** start Task material **
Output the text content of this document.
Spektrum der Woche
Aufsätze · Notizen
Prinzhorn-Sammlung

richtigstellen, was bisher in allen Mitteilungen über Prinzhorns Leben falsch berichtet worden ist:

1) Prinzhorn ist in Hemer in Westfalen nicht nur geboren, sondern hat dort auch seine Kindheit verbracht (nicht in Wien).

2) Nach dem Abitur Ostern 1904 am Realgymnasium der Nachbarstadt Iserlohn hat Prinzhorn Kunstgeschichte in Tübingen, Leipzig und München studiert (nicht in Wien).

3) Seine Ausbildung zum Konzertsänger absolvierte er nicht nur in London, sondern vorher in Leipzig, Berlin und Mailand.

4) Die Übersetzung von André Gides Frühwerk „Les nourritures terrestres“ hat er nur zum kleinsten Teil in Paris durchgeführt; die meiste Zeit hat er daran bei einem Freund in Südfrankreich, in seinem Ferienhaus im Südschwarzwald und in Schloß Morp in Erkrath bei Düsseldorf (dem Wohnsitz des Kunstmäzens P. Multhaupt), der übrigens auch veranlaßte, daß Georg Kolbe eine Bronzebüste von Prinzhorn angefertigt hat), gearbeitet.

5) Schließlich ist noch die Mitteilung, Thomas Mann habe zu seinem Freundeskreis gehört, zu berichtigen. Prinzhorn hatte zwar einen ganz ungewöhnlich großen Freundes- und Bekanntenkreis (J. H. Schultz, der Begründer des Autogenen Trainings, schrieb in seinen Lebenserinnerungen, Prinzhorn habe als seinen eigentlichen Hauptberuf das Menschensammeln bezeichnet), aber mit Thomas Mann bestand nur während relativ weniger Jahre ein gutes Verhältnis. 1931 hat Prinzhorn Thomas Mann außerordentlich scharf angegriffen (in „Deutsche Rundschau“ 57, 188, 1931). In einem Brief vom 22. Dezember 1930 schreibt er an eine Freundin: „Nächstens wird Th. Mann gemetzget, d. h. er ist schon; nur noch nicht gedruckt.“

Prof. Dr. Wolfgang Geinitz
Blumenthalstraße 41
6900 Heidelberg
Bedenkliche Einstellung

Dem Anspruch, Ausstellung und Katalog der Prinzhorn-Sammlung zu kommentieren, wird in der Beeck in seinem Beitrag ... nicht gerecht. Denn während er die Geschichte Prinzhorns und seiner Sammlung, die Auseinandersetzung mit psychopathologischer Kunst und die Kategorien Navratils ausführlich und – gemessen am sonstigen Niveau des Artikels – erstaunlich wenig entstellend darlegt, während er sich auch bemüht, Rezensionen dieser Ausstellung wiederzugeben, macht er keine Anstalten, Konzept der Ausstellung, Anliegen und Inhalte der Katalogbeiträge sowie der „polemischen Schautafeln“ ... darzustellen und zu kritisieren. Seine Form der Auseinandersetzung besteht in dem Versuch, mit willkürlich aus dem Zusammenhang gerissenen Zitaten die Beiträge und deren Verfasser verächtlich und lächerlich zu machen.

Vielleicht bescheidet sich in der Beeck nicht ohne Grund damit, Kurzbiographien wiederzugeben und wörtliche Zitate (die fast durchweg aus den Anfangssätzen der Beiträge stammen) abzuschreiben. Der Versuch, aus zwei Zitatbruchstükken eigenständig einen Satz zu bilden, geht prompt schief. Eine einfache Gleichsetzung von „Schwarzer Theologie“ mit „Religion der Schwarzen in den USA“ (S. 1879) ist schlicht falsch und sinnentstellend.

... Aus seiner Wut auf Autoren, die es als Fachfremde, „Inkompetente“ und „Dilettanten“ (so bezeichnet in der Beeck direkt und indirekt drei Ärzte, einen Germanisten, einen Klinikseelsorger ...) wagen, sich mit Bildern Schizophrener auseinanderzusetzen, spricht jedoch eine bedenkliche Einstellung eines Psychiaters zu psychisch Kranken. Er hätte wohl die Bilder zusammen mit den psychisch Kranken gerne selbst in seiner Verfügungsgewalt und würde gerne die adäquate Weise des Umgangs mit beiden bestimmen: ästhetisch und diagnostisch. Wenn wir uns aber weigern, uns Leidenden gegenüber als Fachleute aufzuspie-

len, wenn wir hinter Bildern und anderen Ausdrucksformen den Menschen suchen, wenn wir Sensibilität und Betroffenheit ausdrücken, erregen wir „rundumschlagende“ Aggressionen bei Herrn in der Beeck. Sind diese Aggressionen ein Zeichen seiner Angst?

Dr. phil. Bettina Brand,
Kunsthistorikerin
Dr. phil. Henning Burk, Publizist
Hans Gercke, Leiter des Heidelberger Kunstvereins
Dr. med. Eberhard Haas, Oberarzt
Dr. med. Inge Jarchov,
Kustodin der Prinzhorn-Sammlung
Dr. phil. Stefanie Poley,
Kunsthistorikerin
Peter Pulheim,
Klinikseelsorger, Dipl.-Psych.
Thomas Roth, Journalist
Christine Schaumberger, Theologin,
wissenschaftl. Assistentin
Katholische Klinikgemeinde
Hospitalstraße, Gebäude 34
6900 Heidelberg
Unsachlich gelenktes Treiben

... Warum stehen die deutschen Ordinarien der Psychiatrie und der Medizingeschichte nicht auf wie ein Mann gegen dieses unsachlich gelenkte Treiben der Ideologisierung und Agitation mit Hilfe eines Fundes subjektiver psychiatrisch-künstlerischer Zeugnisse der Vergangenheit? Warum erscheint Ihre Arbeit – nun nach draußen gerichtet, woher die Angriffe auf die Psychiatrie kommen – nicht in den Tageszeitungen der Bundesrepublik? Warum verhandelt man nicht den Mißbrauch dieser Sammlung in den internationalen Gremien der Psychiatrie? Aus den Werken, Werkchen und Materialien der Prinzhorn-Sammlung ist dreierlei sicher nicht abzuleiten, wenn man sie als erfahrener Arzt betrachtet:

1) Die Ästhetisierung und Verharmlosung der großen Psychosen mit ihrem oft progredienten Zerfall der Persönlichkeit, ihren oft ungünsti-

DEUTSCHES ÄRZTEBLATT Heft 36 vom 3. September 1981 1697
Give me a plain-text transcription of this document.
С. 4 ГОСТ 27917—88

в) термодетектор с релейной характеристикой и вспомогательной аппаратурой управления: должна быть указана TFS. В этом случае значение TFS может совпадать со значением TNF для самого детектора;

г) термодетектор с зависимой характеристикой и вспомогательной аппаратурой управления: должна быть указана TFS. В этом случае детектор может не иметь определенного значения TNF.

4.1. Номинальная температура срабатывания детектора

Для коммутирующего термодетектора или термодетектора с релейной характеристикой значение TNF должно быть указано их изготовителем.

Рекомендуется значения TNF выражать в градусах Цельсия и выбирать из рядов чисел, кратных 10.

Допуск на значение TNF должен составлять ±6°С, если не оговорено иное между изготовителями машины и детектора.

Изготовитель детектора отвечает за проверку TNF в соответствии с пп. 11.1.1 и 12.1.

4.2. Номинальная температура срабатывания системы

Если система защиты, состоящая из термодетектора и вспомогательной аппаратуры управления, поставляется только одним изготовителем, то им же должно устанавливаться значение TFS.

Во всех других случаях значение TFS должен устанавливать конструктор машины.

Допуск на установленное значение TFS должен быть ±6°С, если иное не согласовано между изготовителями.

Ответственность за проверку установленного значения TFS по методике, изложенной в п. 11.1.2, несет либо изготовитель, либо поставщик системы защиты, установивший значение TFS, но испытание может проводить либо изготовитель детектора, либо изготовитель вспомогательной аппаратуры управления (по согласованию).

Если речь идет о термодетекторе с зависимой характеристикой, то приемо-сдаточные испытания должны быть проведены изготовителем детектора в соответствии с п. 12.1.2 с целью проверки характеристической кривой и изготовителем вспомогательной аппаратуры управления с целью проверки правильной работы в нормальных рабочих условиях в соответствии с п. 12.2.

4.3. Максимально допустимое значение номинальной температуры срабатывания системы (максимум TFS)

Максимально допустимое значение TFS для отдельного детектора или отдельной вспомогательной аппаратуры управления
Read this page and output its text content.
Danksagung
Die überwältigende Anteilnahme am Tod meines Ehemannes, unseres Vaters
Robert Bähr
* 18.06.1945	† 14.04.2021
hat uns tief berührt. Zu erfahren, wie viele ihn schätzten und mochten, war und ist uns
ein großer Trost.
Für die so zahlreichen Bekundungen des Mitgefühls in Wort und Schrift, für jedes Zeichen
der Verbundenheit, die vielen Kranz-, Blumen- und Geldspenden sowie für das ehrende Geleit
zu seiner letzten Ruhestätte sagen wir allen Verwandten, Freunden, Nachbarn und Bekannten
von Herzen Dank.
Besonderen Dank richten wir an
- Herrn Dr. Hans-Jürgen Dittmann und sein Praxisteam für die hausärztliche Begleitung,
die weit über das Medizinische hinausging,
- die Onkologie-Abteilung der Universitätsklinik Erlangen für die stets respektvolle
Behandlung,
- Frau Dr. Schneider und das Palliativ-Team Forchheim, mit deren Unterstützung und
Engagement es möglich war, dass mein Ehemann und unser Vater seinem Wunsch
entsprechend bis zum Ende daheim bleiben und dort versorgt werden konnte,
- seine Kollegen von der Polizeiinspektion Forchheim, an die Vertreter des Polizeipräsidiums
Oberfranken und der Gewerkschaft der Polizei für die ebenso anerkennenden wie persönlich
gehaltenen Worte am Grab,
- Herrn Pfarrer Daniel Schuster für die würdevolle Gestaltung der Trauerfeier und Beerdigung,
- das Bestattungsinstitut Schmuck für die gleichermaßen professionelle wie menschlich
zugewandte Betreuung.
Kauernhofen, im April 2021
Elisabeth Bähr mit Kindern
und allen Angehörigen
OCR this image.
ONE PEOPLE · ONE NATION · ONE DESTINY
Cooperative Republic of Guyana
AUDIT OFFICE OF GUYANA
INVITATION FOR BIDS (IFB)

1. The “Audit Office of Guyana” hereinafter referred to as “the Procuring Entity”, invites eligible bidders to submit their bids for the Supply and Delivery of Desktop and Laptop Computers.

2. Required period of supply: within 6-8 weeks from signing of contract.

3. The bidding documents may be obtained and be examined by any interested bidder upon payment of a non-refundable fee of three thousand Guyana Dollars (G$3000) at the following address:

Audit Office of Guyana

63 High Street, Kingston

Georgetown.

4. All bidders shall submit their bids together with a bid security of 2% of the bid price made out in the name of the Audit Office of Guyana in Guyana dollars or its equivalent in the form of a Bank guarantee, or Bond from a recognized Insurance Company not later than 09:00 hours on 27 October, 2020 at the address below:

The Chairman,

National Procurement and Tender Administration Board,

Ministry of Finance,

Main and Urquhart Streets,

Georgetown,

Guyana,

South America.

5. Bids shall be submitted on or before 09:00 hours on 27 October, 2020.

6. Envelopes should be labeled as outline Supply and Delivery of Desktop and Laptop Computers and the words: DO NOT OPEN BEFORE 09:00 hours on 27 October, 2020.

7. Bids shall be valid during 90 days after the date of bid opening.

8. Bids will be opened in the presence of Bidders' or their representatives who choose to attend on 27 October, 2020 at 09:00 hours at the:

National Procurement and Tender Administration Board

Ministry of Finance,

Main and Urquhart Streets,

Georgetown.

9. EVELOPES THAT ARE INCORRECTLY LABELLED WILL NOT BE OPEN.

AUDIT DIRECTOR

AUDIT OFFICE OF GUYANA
** end Task material **
→ The exercise
In the records above, find the line containing "OCR this image."; please retype it and every line after it through the last line, exactly and with nothing else.

→ Written response
OCR this image.
ONE PEOPLE · ONE NATION · ONE DESTINY
Cooperative Republic of Guyana
AUDIT OFFICE OF GUYANA
INVITATION FOR BIDS (IFB)

1. The “Audit Office of Guyana” hereinafter referred to as “the Procuring Entity”, invites eligible bidders to submit their bids for the Supply and Delivery of Desktop and Laptop Computers.

2. Required period of supply: within 6-8 weeks from signing of contract.

3. The bidding documents may be obtained and be examined by any interested bidder upon payment of a non-refundable fee of three thousand Guyana Dollars (G$3000) at the following address:

Audit Office of Guyana

63 High Street, Kingston

Georgetown.

4. All bidders shall submit their bids together with a bid security of 2% of the bid price made out in the name of the Audit Office of Guyana in Guyana dollars or its equivalent in the form of a Bank guarantee, or Bond from a recognized Insurance Company not later than 09:00 hours on 27 October, 2020 at the address below:

The Chairman,

National Procurement and Tender Administration Board,

Ministry of Finance,

Main and Urquhart Streets,

Georgetown,

Guyana,

South America.

5. Bids shall be submitted on or before 09:00 hours on 27 October, 2020.

6. Envelopes should be labeled as outline Supply and Delivery of Desktop and Laptop Computers and the words: DO NOT OPEN BEFORE 09:00 hours on 27 October, 2020.

7. Bids shall be valid during 90 days after the date of bid opening.

8. Bids will be opened in the presence of Bidders' or their representatives who choose to attend on 27 October, 2020 at 09:00 hours at the:

National Procurement and Tender Administration Board

Ministry of Finance,

Main and Urquhart Streets,

Georgetown.

9. EVELOPES THAT ARE INCORRECTLY LABELLED WILL NOT BE OPEN.

AUDIT DIRECTOR

AUDIT OFFICE OF GUYANA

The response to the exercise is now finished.